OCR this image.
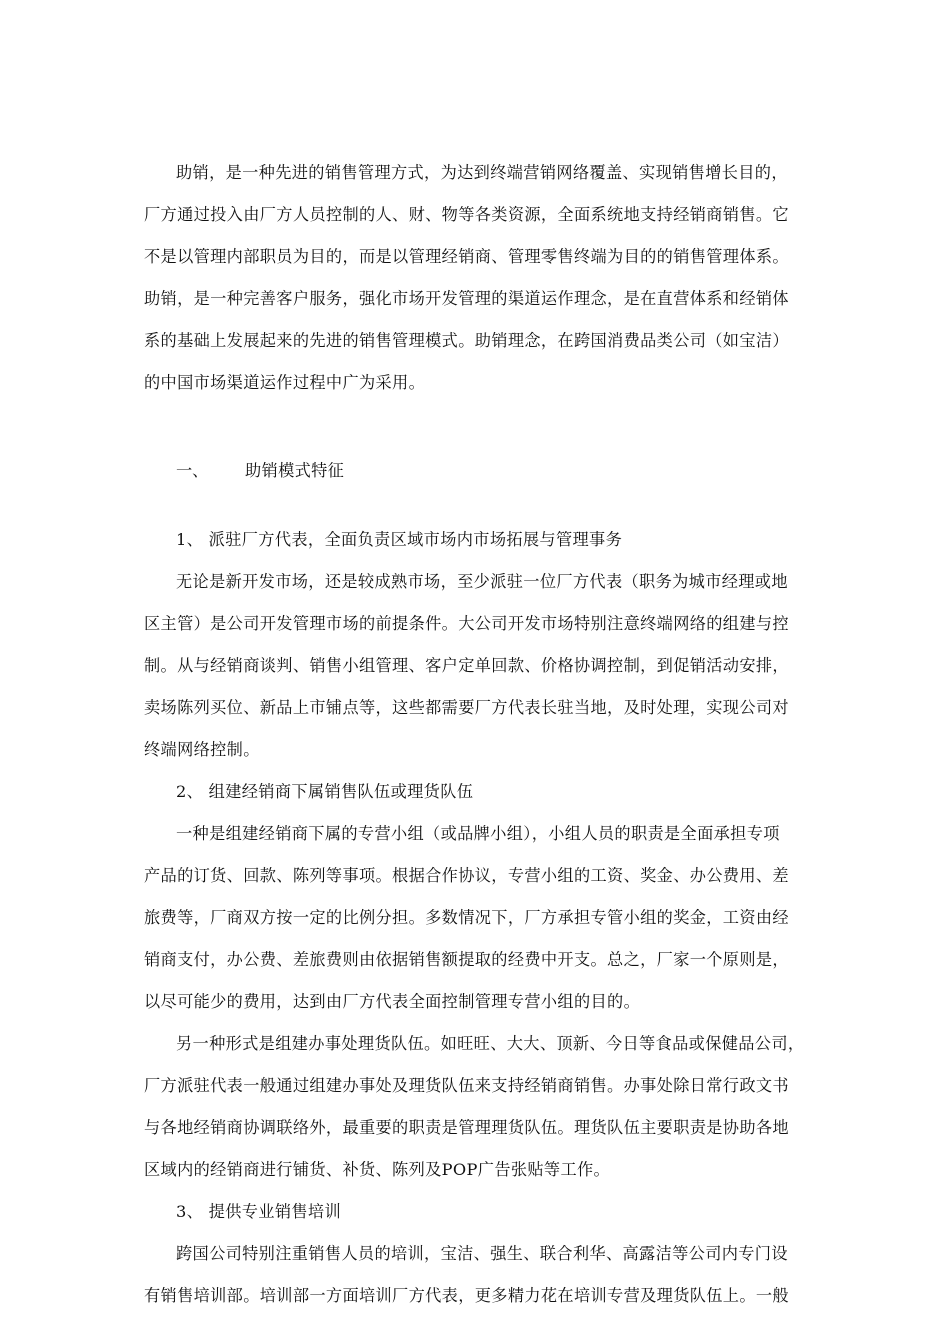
助销，是一种先进的销售管理方式，为达到终端营销网络覆盖、实现销售增长目的，
厂方通过投入由厂方人员控制的人、财、物等各类资源，全面系统地支持经销商销售。它
不是以管理内部职员为目的，而是以管理经销商、管理零售终端为目的的销售管理体系。
助销，是一种完善客户服务，强化市场开发管理的渠道运作理念，是在直营体系和经销体
系的基础上发展起来的先进的销售管理模式。助销理念，在跨国消费品类公司（如宝洁）
的中国市场渠道运作过程中广为采用。
一、 助销模式特征
1、 派驻厂方代表，全面负责区域市场内市场拓展与管理事务
无论是新开发市场，还是较成熟市场，至少派驻一位厂方代表（职务为城市经理或地
区主管）是公司开发管理市场的前提条件。大公司开发市场特别注意终端网络的组建与控
制。从与经销商谈判、销售小组管理、客户定单回款、价格协调控制，到促销活动安排，
卖场陈列买位、新品上市铺点等，这些都需要厂方代表长驻当地，及时处理，实现公司对
终端网络控制。
2、 组建经销商下属销售队伍或理货队伍
一种是组建经销商下属的专营小组（或品牌小组），小组人员的职责是全面承担专项
产品的订货、回款、陈列等事项。根据合作协议，专营小组的工资、奖金、办公费用、差
旅费等，厂商双方按一定的比例分担。多数情况下，厂方承担专管小组的奖金，工资由经
销商支付，办公费、差旅费则由依据销售额提取的经费中开支。总之，厂家一个原则是，
以尽可能少的费用，达到由厂方代表全面控制管理专营小组的目的。
另一种形式是组建办事处理货队伍。如旺旺、大大、顶新、今日等食品或保健品公司，
厂方派驻代表一般通过组建办事处及理货队伍来支持经销商销售。办事处除日常行政文书
与各地经销商协调联络外，最重要的职责是管理理货队伍。理货队伍主要职责是协助各地
区域内的经销商进行铺货、补货、陈列及POP广告张贴等工作。
3、 提供专业销售培训
跨国公司特别注重销售人员的培训，宝洁、强生、联合利华、高露洁等公司内专门设
有销售培训部。培训部一方面培训厂方代表，更多精力花在培训专营及理货队伍上。一般
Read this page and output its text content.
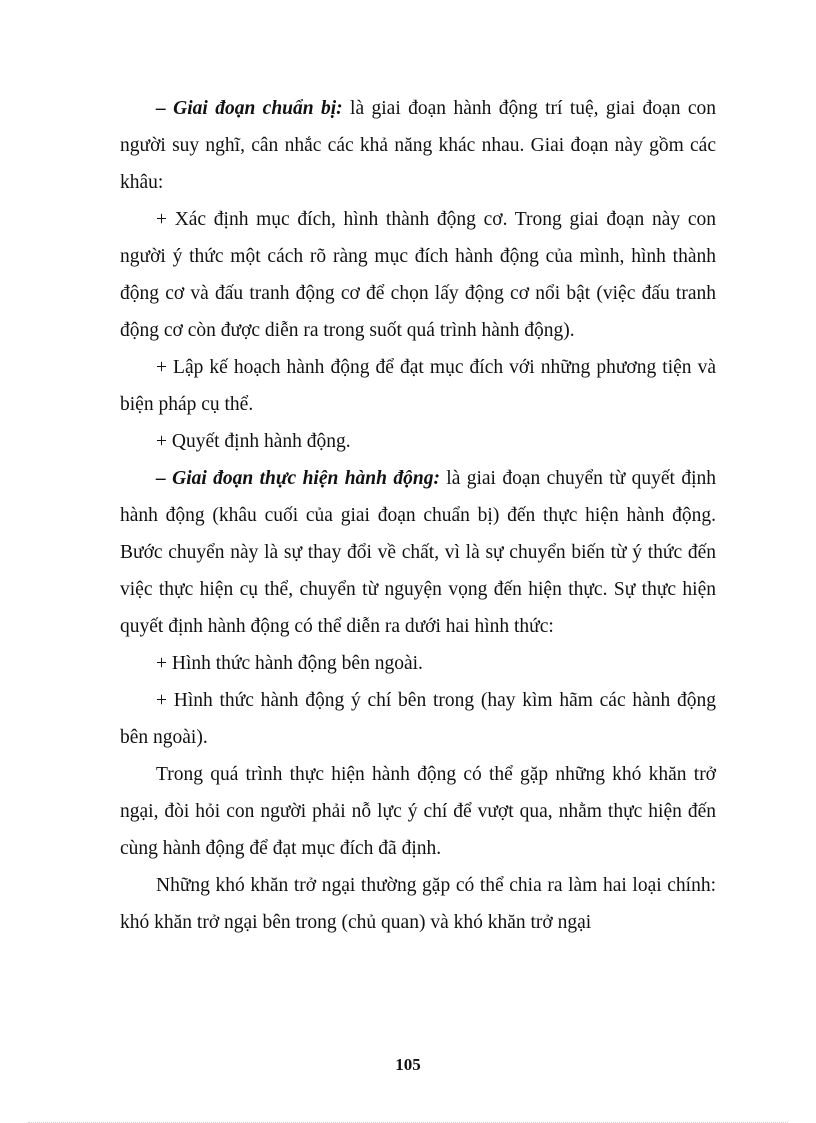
– Giai đoạn chuẩn bị: là giai đoạn hành động trí tuệ, giai đoạn con người suy nghĩ, cân nhắc các khả năng khác nhau. Giai đoạn này gồm các khâu:

+ Xác định mục đích, hình thành động cơ. Trong giai đoạn này con người ý thức một cách rõ ràng mục đích hành động của mình, hình thành động cơ và đấu tranh động cơ để chọn lấy động cơ nổi bật (việc đấu tranh động cơ còn được diễn ra trong suốt quá trình hành động).

+ Lập kế hoạch hành động để đạt mục đích với những phương tiện và biện pháp cụ thể.

+ Quyết định hành động.

– Giai đoạn thực hiện hành động: là giai đoạn chuyển từ quyết định hành động (khâu cuối của giai đoạn chuẩn bị) đến thực hiện hành động. Bước chuyển này là sự thay đổi về chất, vì là sự chuyển biến từ ý thức đến việc thực hiện cụ thể, chuyển từ nguyện vọng đến hiện thực. Sự thực hiện quyết định hành động có thể diễn ra dưới hai hình thức:

+ Hình thức hành động bên ngoài.

+ Hình thức hành động ý chí bên trong (hay kìm hãm các hành động bên ngoài).

Trong quá trình thực hiện hành động có thể gặp những khó khăn trở ngại, đòi hỏi con người phải nỗ lực ý chí để vượt qua, nhằm thực hiện đến cùng hành động để đạt mục đích đã định.

Những khó khăn trở ngại thường gặp có thể chia ra làm hai loại chính: khó khăn trở ngại bên trong (chủ quan) và khó khăn trở ngại

105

* YOUR OBJECTIVE *
Gather each line holding the string "ngoài".

* ANSWER TO THE TASK *
+ Hình thức hành động bên ngoài.
+ Hình thức hành động ý chí bên trong (hay kìm hãm các hành động bên ngoài).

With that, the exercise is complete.